Retype the whole listing verbatim and keep the pictures out of it.

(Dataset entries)
§ §

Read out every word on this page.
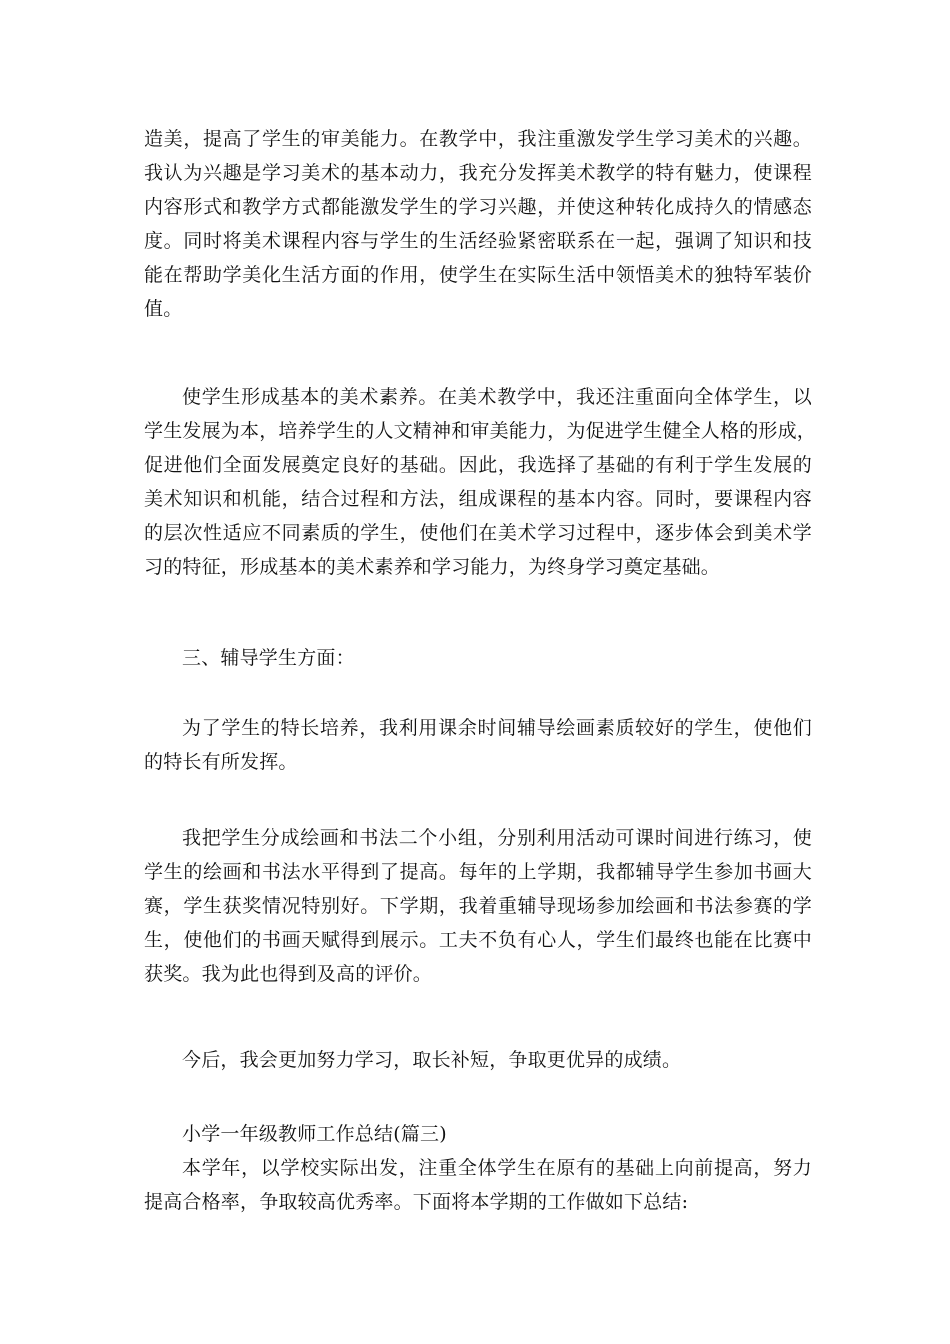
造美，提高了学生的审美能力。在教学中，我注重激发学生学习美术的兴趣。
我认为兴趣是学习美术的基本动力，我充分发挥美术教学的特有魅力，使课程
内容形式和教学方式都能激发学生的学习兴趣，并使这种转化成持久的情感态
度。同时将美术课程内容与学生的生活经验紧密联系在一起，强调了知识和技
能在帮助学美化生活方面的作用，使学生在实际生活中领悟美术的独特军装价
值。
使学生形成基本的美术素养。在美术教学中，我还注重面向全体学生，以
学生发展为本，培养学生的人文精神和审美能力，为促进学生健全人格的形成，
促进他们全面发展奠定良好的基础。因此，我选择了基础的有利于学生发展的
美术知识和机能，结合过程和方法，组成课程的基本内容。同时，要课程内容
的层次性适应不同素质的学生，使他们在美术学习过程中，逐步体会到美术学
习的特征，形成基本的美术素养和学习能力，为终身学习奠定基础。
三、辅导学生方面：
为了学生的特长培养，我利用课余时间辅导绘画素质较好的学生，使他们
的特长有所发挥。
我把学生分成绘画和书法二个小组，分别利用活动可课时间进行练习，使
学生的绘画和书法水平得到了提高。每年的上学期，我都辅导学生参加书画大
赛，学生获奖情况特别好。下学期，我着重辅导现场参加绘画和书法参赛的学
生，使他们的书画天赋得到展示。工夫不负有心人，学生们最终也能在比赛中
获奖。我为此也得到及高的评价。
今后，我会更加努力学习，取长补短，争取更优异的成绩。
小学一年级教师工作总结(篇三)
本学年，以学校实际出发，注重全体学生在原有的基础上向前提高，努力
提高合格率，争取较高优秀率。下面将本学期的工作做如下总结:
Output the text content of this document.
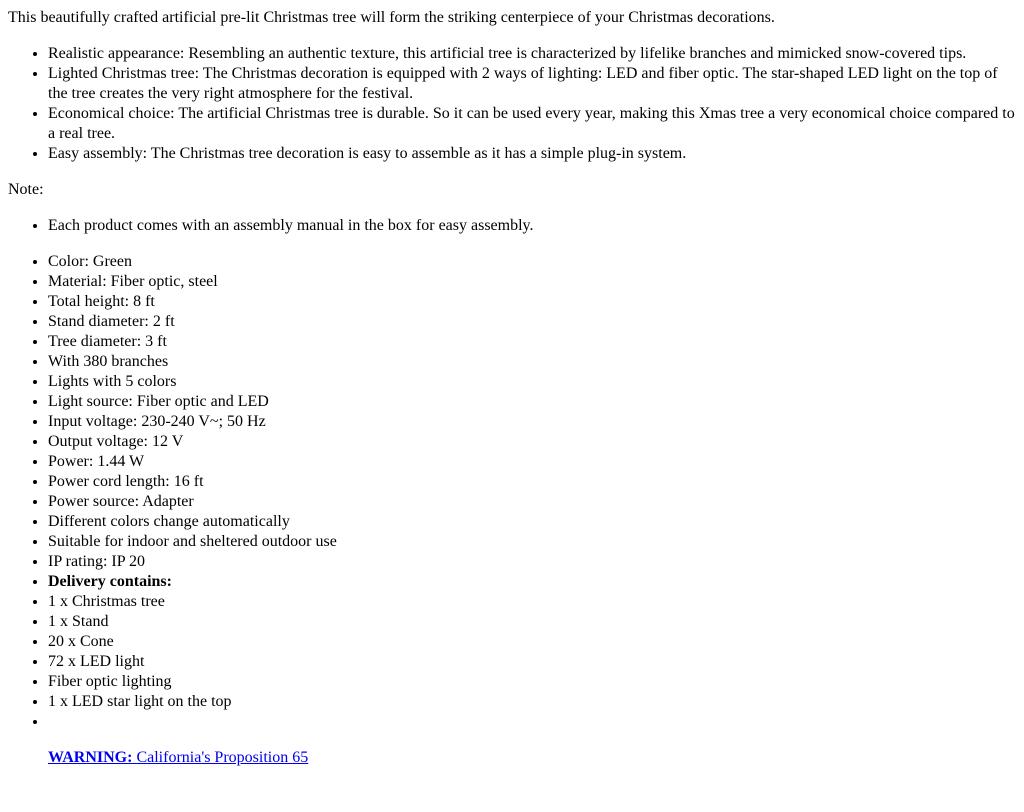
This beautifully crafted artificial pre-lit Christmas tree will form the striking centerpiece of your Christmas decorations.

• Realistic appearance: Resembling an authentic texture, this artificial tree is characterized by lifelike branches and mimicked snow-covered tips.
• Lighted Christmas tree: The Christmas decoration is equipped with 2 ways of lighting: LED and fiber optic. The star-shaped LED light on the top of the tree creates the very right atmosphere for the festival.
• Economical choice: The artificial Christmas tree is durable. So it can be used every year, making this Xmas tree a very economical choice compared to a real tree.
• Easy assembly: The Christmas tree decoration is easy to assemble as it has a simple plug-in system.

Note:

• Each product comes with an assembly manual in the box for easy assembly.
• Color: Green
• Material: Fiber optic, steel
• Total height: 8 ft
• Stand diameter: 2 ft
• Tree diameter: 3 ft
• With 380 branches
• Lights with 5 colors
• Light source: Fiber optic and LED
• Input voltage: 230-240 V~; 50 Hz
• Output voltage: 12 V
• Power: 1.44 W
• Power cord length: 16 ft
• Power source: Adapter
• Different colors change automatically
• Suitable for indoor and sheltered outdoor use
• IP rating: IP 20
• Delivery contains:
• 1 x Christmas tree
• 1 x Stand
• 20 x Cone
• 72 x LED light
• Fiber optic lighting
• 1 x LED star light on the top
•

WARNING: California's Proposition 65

§ §

Reply to the exercise -
Read out every word on this page.
造美，提高了学生的审美能力。在教学中，我注重激发学生学习美术的兴趣。
我认为兴趣是学习美术的基本动力，我充分发挥美术教学的特有魅力，使课程
内容形式和教学方式都能激发学生的学习兴趣，并使这种转化成持久的情感态
度。同时将美术课程内容与学生的生活经验紧密联系在一起，强调了知识和技
能在帮助学美化生活方面的作用，使学生在实际生活中领悟美术的独特军装价
值。
使学生形成基本的美术素养。在美术教学中，我还注重面向全体学生，以
学生发展为本，培养学生的人文精神和审美能力，为促进学生健全人格的形成，
促进他们全面发展奠定良好的基础。因此，我选择了基础的有利于学生发展的
美术知识和机能，结合过程和方法，组成课程的基本内容。同时，要课程内容
的层次性适应不同素质的学生，使他们在美术学习过程中，逐步体会到美术学
习的特征，形成基本的美术素养和学习能力，为终身学习奠定基础。
三、辅导学生方面：
为了学生的特长培养，我利用课余时间辅导绘画素质较好的学生，使他们
的特长有所发挥。
我把学生分成绘画和书法二个小组，分别利用活动可课时间进行练习，使
学生的绘画和书法水平得到了提高。每年的上学期，我都辅导学生参加书画大
赛，学生获奖情况特别好。下学期，我着重辅导现场参加绘画和书法参赛的学
生，使他们的书画天赋得到展示。工夫不负有心人，学生们最终也能在比赛中
获奖。我为此也得到及高的评价。
今后，我会更加努力学习，取长补短，争取更优异的成绩。
小学一年级教师工作总结(篇三)
本学年，以学校实际出发，注重全体学生在原有的基础上向前提高，努力
提高合格率，争取较高优秀率。下面将本学期的工作做如下总结:
Output the text content of this document.
This beautifully crafted artificial pre-lit Christmas tree will form the striking centerpiece of your Christmas decorations.

• Realistic appearance: Resembling an authentic texture, this artificial tree is characterized by lifelike branches and mimicked snow-covered tips.
• Lighted Christmas tree: The Christmas decoration is equipped with 2 ways of lighting: LED and fiber optic. The star-shaped LED light on the top of the tree creates the very right atmosphere for the festival.
• Economical choice: The artificial Christmas tree is durable. So it can be used every year, making this Xmas tree a very economical choice compared to a real tree.
• Easy assembly: The Christmas tree decoration is easy to assemble as it has a simple plug-in system.

Note:

• Each product comes with an assembly manual in the box for easy assembly.
• Color: Green
• Material: Fiber optic, steel
• Total height: 8 ft
• Stand diameter: 2 ft
• Tree diameter: 3 ft
• With 380 branches
• Lights with 5 colors
• Light source: Fiber optic and LED
• Input voltage: 230-240 V~; 50 Hz
• Output voltage: 12 V
• Power: 1.44 W
• Power cord length: 16 ft
• Power source: Adapter
• Different colors change automatically
• Suitable for indoor and sheltered outdoor use
• IP rating: IP 20
• Delivery contains:
• 1 x Christmas tree
• 1 x Stand
• 20 x Cone
• 72 x LED light
• Fiber optic lighting
• 1 x LED star light on the top
•

WARNING: California's Proposition 65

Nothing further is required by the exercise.